## Task
Will you quote all of the entries, word for word?

....

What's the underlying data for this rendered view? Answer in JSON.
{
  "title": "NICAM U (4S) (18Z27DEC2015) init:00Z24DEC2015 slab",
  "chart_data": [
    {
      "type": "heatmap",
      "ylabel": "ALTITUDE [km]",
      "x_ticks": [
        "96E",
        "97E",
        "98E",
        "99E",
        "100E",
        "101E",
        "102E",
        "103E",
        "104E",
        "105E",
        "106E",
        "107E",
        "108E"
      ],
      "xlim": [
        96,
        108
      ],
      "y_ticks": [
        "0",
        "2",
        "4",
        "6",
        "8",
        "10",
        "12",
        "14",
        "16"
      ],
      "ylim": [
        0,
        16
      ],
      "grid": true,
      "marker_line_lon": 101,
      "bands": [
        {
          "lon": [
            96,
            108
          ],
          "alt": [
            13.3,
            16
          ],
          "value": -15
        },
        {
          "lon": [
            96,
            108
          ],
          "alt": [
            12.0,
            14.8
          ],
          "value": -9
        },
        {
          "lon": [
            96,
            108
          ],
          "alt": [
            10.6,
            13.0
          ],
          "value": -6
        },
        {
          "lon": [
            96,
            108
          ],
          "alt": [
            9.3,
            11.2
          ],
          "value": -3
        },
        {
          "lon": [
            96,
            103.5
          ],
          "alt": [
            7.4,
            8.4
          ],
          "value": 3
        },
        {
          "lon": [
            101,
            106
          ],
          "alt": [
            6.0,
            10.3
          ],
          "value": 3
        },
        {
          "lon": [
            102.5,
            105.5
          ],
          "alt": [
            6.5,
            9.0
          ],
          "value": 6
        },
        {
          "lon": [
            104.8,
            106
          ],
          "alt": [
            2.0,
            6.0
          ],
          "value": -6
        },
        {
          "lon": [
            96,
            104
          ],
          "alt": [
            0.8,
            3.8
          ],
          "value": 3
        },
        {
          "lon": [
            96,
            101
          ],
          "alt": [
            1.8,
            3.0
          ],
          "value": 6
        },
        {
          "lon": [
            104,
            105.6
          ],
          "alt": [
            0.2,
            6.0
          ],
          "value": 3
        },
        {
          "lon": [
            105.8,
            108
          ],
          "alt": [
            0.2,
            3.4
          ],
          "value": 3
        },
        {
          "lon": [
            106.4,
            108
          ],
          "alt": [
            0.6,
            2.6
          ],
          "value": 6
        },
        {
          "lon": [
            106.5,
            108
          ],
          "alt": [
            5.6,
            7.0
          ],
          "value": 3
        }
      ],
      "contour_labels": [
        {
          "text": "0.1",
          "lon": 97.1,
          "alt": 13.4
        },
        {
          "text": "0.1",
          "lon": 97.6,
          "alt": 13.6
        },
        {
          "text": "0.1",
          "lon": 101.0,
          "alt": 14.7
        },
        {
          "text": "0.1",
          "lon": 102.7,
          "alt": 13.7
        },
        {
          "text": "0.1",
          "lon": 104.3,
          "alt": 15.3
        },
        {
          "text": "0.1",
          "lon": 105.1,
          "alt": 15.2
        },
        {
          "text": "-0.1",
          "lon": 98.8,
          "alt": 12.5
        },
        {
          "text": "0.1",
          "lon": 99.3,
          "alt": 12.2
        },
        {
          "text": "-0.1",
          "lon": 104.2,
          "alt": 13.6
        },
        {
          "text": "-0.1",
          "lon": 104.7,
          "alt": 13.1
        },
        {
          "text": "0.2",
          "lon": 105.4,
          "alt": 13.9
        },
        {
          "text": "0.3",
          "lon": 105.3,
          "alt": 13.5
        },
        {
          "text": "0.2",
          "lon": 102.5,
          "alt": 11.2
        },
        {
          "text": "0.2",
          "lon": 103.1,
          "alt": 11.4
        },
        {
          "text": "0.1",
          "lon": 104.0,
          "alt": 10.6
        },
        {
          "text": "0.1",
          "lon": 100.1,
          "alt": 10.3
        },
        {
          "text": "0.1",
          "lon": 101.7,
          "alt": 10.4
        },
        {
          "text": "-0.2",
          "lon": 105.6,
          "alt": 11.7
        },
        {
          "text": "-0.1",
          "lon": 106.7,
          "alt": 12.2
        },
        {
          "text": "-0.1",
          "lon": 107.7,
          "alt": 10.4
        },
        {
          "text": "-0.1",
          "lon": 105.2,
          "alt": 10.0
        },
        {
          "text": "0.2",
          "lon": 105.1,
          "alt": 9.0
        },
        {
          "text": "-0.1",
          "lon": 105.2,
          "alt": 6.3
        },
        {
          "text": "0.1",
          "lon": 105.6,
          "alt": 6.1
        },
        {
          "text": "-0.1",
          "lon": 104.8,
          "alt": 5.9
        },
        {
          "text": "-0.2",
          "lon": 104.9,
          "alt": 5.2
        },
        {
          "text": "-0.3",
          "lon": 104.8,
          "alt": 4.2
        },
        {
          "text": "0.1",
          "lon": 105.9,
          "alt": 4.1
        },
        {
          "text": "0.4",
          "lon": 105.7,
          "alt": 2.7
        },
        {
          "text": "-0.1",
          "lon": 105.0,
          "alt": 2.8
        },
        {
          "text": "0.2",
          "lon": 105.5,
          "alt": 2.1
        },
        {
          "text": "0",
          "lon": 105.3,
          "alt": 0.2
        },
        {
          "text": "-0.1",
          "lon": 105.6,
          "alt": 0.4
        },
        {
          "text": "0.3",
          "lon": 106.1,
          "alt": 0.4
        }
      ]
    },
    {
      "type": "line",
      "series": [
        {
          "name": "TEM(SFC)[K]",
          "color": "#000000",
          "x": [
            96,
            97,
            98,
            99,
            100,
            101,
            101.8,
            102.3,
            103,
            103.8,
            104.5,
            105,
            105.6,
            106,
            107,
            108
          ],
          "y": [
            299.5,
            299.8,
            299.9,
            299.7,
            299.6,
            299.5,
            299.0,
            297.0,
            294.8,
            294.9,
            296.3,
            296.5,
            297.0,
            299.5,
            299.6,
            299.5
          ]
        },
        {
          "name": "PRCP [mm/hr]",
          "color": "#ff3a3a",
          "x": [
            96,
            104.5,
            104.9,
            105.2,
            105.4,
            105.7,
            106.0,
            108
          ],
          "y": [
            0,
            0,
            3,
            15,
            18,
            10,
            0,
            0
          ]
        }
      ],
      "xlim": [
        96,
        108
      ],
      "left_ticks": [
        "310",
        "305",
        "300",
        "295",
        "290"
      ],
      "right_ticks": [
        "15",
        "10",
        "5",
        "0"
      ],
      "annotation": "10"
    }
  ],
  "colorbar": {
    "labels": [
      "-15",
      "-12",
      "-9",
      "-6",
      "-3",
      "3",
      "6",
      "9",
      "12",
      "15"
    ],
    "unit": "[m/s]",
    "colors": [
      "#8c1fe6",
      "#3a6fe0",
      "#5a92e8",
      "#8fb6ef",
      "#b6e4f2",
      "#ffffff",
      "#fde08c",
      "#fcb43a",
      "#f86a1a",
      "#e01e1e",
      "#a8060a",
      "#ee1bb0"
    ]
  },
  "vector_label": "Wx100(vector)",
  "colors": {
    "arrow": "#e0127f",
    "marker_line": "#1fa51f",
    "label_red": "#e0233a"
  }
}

....

## Finished answer
What's the underlying data for this rendered view? Answer in JSON.
{
  "title": "NICAM U (4S) (18Z27DEC2015) init:00Z24DEC2015 slab",
  "chart_data": [
    {
      "type": "heatmap",
      "ylabel": "ALTITUDE [km]",
      "x_ticks": [
        "96E",
        "97E",
        "98E",
        "99E",
        "100E",
        "101E",
        "102E",
        "103E",
        "104E",
        "105E",
        "106E",
        "107E",
        "108E"
      ],
      "xlim": [
        96,
        108
      ],
      "y_ticks": [
        "0",
        "2",
        "4",
        "6",
        "8",
        "10",
        "12",
        "14",
        "16"
      ],
      "ylim": [
        0,
        16
      ],
      "grid": true,
      "marker_line_lon": 101,
      "bands": [
        {
          "lon": [
            96,
            108
          ],
          "alt": [
            13.3,
            16
          ],
          "value": -15
        },
        {
          "lon": [
            96,
            108
          ],
          "alt": [
            12.0,
            14.8
          ],
          "value": -9
        },
        {
          "lon": [
            96,
            108
          ],
          "alt": [
            10.6,
            13.0
          ],
          "value": -6
        },
        {
          "lon": [
            96,
            108
          ],
          "alt": [
            9.3,
            11.2
          ],
          "value": -3
        },
        {
          "lon": [
            96,
            103.5
          ],
          "alt": [
            7.4,
            8.4
          ],
          "value": 3
        },
        {
          "lon": [
            101,
            106
          ],
          "alt": [
            6.0,
            10.3
          ],
          "value": 3
        },
        {
          "lon": [
            102.5,
            105.5
          ],
          "alt": [
            6.5,
            9.0
          ],
          "value": 6
        },
        {
          "lon": [
            104.8,
            106
          ],
          "alt": [
            2.0,
            6.0
          ],
          "value": -6
        },
        {
          "lon": [
            96,
            104
          ],
          "alt": [
            0.8,
            3.8
          ],
          "value": 3
        },
        {
          "lon": [
            96,
            101
          ],
          "alt": [
            1.8,
            3.0
          ],
          "value": 6
        },
        {
          "lon": [
            104,
            105.6
          ],
          "alt": [
            0.2,
            6.0
          ],
          "value": 3
        },
        {
          "lon": [
            105.8,
            108
          ],
          "alt": [
            0.2,
            3.4
          ],
          "value": 3
        },
        {
          "lon": [
            106.4,
            108
          ],
          "alt": [
            0.6,
            2.6
          ],
          "value": 6
        },
        {
          "lon": [
            106.5,
            108
          ],
          "alt": [
            5.6,
            7.0
          ],
          "value": 3
        }
      ],
      "contour_labels": [
        {
          "text": "0.1",
          "lon": 97.1,
          "alt": 13.4
        },
        {
          "text": "0.1",
          "lon": 97.6,
          "alt": 13.6
        },
        {
          "text": "0.1",
          "lon": 101.0,
          "alt": 14.7
        },
        {
          "text": "0.1",
          "lon": 102.7,
          "alt": 13.7
        },
        {
          "text": "0.1",
          "lon": 104.3,
          "alt": 15.3
        },
        {
          "text": "0.1",
          "lon": 105.1,
          "alt": 15.2
        },
        {
          "text": "-0.1",
          "lon": 98.8,
          "alt": 12.5
        },
        {
          "text": "0.1",
          "lon": 99.3,
          "alt": 12.2
        },
        {
          "text": "-0.1",
          "lon": 104.2,
          "alt": 13.6
        },
        {
          "text": "-0.1",
          "lon": 104.7,
          "alt": 13.1
        },
        {
          "text": "0.2",
          "lon": 105.4,
          "alt": 13.9
        },
        {
          "text": "0.3",
          "lon": 105.3,
          "alt": 13.5
        },
        {
          "text": "0.2",
          "lon": 102.5,
          "alt": 11.2
        },
        {
          "text": "0.2",
          "lon": 103.1,
          "alt": 11.4
        },
        {
          "text": "0.1",
          "lon": 104.0,
          "alt": 10.6
        },
        {
          "text": "0.1",
          "lon": 100.1,
          "alt": 10.3
        },
        {
          "text": "0.1",
          "lon": 101.7,
          "alt": 10.4
        },
        {
          "text": "-0.2",
          "lon": 105.6,
          "alt": 11.7
        },
        {
          "text": "-0.1",
          "lon": 106.7,
          "alt": 12.2
        },
        {
          "text": "-0.1",
          "lon": 107.7,
          "alt": 10.4
        },
        {
          "text": "-0.1",
          "lon": 105.2,
          "alt": 10.0
        },
        {
          "text": "0.2",
          "lon": 105.1,
          "alt": 9.0
        },
        {
          "text": "-0.1",
          "lon": 105.2,
          "alt": 6.3
        },
        {
          "text": "0.1",
          "lon": 105.6,
          "alt": 6.1
        },
        {
          "text": "-0.1",
          "lon": 104.8,
          "alt": 5.9
        },
        {
          "text": "-0.2",
          "lon": 104.9,
          "alt": 5.2
        },
        {
          "text": "-0.3",
          "lon": 104.8,
          "alt": 4.2
        },
        {
          "text": "0.1",
          "lon": 105.9,
          "alt": 4.1
        },
        {
          "text": "0.4",
          "lon": 105.7,
          "alt": 2.7
        },
        {
          "text": "-0.1",
          "lon": 105.0,
          "alt": 2.8
        },
        {
          "text": "0.2",
          "lon": 105.5,
          "alt": 2.1
        },
        {
          "text": "0",
          "lon": 105.3,
          "alt": 0.2
        },
        {
          "text": "-0.1",
          "lon": 105.6,
          "alt": 0.4
        },
        {
          "text": "0.3",
          "lon": 106.1,
          "alt": 0.4
        }
      ]
    },
    {
      "type": "line",
      "series": [
        {
          "name": "TEM(SFC)[K]",
          "color": "#000000",
          "x": [
            96,
            97,
            98,
            99,
            100,
            101,
            101.8,
            102.3,
            103,
            103.8,
            104.5,
            105,
            105.6,
            106,
            107,
            108
          ],
          "y": [
            299.5,
            299.8,
            299.9,
            299.7,
            299.6,
            299.5,
            299.0,
            297.0,
            294.8,
            294.9,
            296.3,
            296.5,
            297.0,
            299.5,
            299.6,
            299.5
          ]
        },
        {
          "name": "PRCP [mm/hr]",
          "color": "#ff3a3a",
          "x": [
            96,
            104.5,
            104.9,
            105.2,
            105.4,
            105.7,
            106.0,
            108
          ],
          "y": [
            0,
            0,
            3,
            15,
            18,
            10,
            0,
            0
          ]
        }
      ],
      "xlim": [
        96,
        108
      ],
      "left_ticks": [
        "310",
        "305",
        "300",
        "295",
        "290"
      ],
      "right_ticks": [
        "15",
        "10",
        "5",
        "0"
      ],
      "annotation": "10"
    }
  ],
  "colorbar": {
    "labels": [
      "-15",
      "-12",
      "-9",
      "-6",
      "-3",
      "3",
      "6",
      "9",
      "12",
      "15"
    ],
    "unit": "[m/s]",
    "colors": [
      "#8c1fe6",
      "#3a6fe0",
      "#5a92e8",
      "#8fb6ef",
      "#b6e4f2",
      "#ffffff",
      "#fde08c",
      "#fcb43a",
      "#f86a1a",
      "#e01e1e",
      "#a8060a",
      "#ee1bb0"
    ]
  },
  "vector_label": "Wx100(vector)",
  "colors": {
    "arrow": "#e0127f",
    "marker_line": "#1fa51f",
    "label_red": "#e0233a"
  }
}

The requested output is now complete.